Repeat the full listing, word for word.

▶ _Some records_

+ + + + + + +

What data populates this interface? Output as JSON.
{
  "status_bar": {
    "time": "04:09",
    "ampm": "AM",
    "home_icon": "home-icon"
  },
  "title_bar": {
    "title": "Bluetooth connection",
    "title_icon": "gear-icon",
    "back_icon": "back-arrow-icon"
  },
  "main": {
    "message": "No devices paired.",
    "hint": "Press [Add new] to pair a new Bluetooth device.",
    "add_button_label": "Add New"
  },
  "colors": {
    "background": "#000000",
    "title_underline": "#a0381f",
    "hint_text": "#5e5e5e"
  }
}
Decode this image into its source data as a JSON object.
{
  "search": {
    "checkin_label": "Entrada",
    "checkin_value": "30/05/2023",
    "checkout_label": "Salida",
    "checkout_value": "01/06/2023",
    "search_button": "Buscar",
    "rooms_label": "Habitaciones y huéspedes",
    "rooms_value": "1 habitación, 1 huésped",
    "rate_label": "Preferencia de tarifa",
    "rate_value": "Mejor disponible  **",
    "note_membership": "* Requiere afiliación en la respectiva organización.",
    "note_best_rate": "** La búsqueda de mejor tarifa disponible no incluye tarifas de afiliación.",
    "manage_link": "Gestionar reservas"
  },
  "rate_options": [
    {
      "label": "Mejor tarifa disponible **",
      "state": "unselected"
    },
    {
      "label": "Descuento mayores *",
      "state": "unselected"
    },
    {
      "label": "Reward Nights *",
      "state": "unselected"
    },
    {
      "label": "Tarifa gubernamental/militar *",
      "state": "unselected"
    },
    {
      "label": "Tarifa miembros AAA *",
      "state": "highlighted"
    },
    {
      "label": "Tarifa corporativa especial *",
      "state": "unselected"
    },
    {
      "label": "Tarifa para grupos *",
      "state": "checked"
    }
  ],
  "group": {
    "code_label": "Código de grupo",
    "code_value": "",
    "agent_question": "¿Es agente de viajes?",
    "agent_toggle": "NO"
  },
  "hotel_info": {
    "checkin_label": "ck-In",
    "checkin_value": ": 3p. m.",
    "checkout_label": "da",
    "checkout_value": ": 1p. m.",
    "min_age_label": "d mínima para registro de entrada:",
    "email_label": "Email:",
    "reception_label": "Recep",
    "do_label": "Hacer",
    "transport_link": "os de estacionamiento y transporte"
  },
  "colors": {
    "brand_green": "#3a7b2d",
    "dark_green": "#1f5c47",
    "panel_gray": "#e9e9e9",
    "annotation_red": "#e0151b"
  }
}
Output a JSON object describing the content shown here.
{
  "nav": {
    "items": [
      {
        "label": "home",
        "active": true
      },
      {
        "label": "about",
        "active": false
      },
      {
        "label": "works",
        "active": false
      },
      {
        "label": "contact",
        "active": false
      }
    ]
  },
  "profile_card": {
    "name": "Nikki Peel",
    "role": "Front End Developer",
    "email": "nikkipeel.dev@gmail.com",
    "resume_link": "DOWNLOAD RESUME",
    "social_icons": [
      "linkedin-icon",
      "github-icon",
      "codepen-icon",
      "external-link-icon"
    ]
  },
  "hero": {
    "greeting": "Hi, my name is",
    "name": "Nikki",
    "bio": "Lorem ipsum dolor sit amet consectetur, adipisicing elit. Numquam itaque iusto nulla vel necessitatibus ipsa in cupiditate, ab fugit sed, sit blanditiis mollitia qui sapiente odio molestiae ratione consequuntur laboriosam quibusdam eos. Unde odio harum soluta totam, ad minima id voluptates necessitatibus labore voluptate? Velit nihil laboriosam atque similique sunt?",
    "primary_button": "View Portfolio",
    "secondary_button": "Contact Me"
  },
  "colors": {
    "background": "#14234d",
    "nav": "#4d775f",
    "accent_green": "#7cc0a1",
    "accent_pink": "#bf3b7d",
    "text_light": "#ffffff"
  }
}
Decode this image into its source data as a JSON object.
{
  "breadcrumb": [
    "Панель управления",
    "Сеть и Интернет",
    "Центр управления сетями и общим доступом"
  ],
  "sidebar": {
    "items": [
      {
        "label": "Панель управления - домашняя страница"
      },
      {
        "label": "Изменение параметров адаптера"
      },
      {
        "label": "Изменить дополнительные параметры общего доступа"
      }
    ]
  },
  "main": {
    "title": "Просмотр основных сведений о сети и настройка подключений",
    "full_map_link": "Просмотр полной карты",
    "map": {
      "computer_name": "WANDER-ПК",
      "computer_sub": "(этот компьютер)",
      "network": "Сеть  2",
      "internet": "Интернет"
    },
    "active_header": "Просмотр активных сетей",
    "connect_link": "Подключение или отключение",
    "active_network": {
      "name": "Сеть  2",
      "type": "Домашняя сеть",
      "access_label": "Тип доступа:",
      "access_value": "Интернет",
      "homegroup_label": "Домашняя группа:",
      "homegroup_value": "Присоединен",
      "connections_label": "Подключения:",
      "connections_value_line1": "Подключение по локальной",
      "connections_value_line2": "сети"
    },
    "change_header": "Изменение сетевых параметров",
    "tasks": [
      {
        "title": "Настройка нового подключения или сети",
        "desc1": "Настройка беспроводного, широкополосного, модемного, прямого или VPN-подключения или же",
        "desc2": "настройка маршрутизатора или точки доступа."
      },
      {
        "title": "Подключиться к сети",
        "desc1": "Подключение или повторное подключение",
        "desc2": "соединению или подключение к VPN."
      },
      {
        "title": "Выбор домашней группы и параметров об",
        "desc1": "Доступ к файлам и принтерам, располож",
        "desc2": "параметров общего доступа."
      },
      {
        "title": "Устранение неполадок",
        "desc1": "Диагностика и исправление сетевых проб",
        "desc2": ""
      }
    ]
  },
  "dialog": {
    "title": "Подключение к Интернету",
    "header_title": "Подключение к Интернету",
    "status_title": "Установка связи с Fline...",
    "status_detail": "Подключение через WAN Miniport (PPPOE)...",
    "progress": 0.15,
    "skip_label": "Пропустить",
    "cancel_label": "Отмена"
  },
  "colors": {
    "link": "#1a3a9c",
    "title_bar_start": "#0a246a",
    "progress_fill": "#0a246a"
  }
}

+ + + + + + +

▶ _TASK ANSWER_
What data populates this interface? Output as JSON.
{
  "status_bar": {
    "time": "04:09",
    "ampm": "AM",
    "home_icon": "home-icon"
  },
  "title_bar": {
    "title": "Bluetooth connection",
    "title_icon": "gear-icon",
    "back_icon": "back-arrow-icon"
  },
  "main": {
    "message": "No devices paired.",
    "hint": "Press [Add new] to pair a new Bluetooth device.",
    "add_button_label": "Add New"
  },
  "colors": {
    "background": "#000000",
    "title_underline": "#a0381f",
    "hint_text": "#5e5e5e"
  }
}
Decode this image into its source data as a JSON object.
{
  "search": {
    "checkin_label": "Entrada",
    "checkin_value": "30/05/2023",
    "checkout_label": "Salida",
    "checkout_value": "01/06/2023",
    "search_button": "Buscar",
    "rooms_label": "Habitaciones y huéspedes",
    "rooms_value": "1 habitación, 1 huésped",
    "rate_label": "Preferencia de tarifa",
    "rate_value": "Mejor disponible  **",
    "note_membership": "* Requiere afiliación en la respectiva organización.",
    "note_best_rate": "** La búsqueda de mejor tarifa disponible no incluye tarifas de afiliación.",
    "manage_link": "Gestionar reservas"
  },
  "rate_options": [
    {
      "label": "Mejor tarifa disponible **",
      "state": "unselected"
    },
    {
      "label": "Descuento mayores *",
      "state": "unselected"
    },
    {
      "label": "Reward Nights *",
      "state": "unselected"
    },
    {
      "label": "Tarifa gubernamental/militar *",
      "state": "unselected"
    },
    {
      "label": "Tarifa miembros AAA *",
      "state": "highlighted"
    },
    {
      "label": "Tarifa corporativa especial *",
      "state": "unselected"
    },
    {
      "label": "Tarifa para grupos *",
      "state": "checked"
    }
  ],
  "group": {
    "code_label": "Código de grupo",
    "code_value": "",
    "agent_question": "¿Es agente de viajes?",
    "agent_toggle": "NO"
  },
  "hotel_info": {
    "checkin_label": "ck-In",
    "checkin_value": ": 3p. m.",
    "checkout_label": "da",
    "checkout_value": ": 1p. m.",
    "min_age_label": "d mínima para registro de entrada:",
    "email_label": "Email:",
    "reception_label": "Recep",
    "do_label": "Hacer",
    "transport_link": "os de estacionamiento y transporte"
  },
  "colors": {
    "brand_green": "#3a7b2d",
    "dark_green": "#1f5c47",
    "panel_gray": "#e9e9e9",
    "annotation_red": "#e0151b"
  }
}
Output a JSON object describing the content shown here.
{
  "nav": {
    "items": [
      {
        "label": "home",
        "active": true
      },
      {
        "label": "about",
        "active": false
      },
      {
        "label": "works",
        "active": false
      },
      {
        "label": "contact",
        "active": false
      }
    ]
  },
  "profile_card": {
    "name": "Nikki Peel",
    "role": "Front End Developer",
    "email": "nikkipeel.dev@gmail.com",
    "resume_link": "DOWNLOAD RESUME",
    "social_icons": [
      "linkedin-icon",
      "github-icon",
      "codepen-icon",
      "external-link-icon"
    ]
  },
  "hero": {
    "greeting": "Hi, my name is",
    "name": "Nikki",
    "bio": "Lorem ipsum dolor sit amet consectetur, adipisicing elit. Numquam itaque iusto nulla vel necessitatibus ipsa in cupiditate, ab fugit sed, sit blanditiis mollitia qui sapiente odio molestiae ratione consequuntur laboriosam quibusdam eos. Unde odio harum soluta totam, ad minima id voluptates necessitatibus labore voluptate? Velit nihil laboriosam atque similique sunt?",
    "primary_button": "View Portfolio",
    "secondary_button": "Contact Me"
  },
  "colors": {
    "background": "#14234d",
    "nav": "#4d775f",
    "accent_green": "#7cc0a1",
    "accent_pink": "#bf3b7d",
    "text_light": "#ffffff"
  }
}
Decode this image into its source data as a JSON object.
{
  "breadcrumb": [
    "Панель управления",
    "Сеть и Интернет",
    "Центр управления сетями и общим доступом"
  ],
  "sidebar": {
    "items": [
      {
        "label": "Панель управления - домашняя страница"
      },
      {
        "label": "Изменение параметров адаптера"
      },
      {
        "label": "Изменить дополнительные параметры общего доступа"
      }
    ]
  },
  "main": {
    "title": "Просмотр основных сведений о сети и настройка подключений",
    "full_map_link": "Просмотр полной карты",
    "map": {
      "computer_name": "WANDER-ПК",
      "computer_sub": "(этот компьютер)",
      "network": "Сеть  2",
      "internet": "Интернет"
    },
    "active_header": "Просмотр активных сетей",
    "connect_link": "Подключение или отключение",
    "active_network": {
      "name": "Сеть  2",
      "type": "Домашняя сеть",
      "access_label": "Тип доступа:",
      "access_value": "Интернет",
      "homegroup_label": "Домашняя группа:",
      "homegroup_value": "Присоединен",
      "connections_label": "Подключения:",
      "connections_value_line1": "Подключение по локальной",
      "connections_value_line2": "сети"
    },
    "change_header": "Изменение сетевых параметров",
    "tasks": [
      {
        "title": "Настройка нового подключения или сети",
        "desc1": "Настройка беспроводного, широкополосного, модемного, прямого или VPN-подключения или же",
        "desc2": "настройка маршрутизатора или точки доступа."
      },
      {
        "title": "Подключиться к сети",
        "desc1": "Подключение или повторное подключение",
        "desc2": "соединению или подключение к VPN."
      },
      {
        "title": "Выбор домашней группы и параметров об",
        "desc1": "Доступ к файлам и принтерам, располож",
        "desc2": "параметров общего доступа."
      },
      {
        "title": "Устранение неполадок",
        "desc1": "Диагностика и исправление сетевых проб",
        "desc2": ""
      }
    ]
  },
  "dialog": {
    "title": "Подключение к Интернету",
    "header_title": "Подключение к Интернету",
    "status_title": "Установка связи с Fline...",
    "status_detail": "Подключение через WAN Miniport (PPPOE)...",
    "progress": 0.15,
    "skip_label": "Пропустить",
    "cancel_label": "Отмена"
  },
  "colors": {
    "link": "#1a3a9c",
    "title_bar_start": "#0a246a",
    "progress_fill": "#0a246a"
  }
}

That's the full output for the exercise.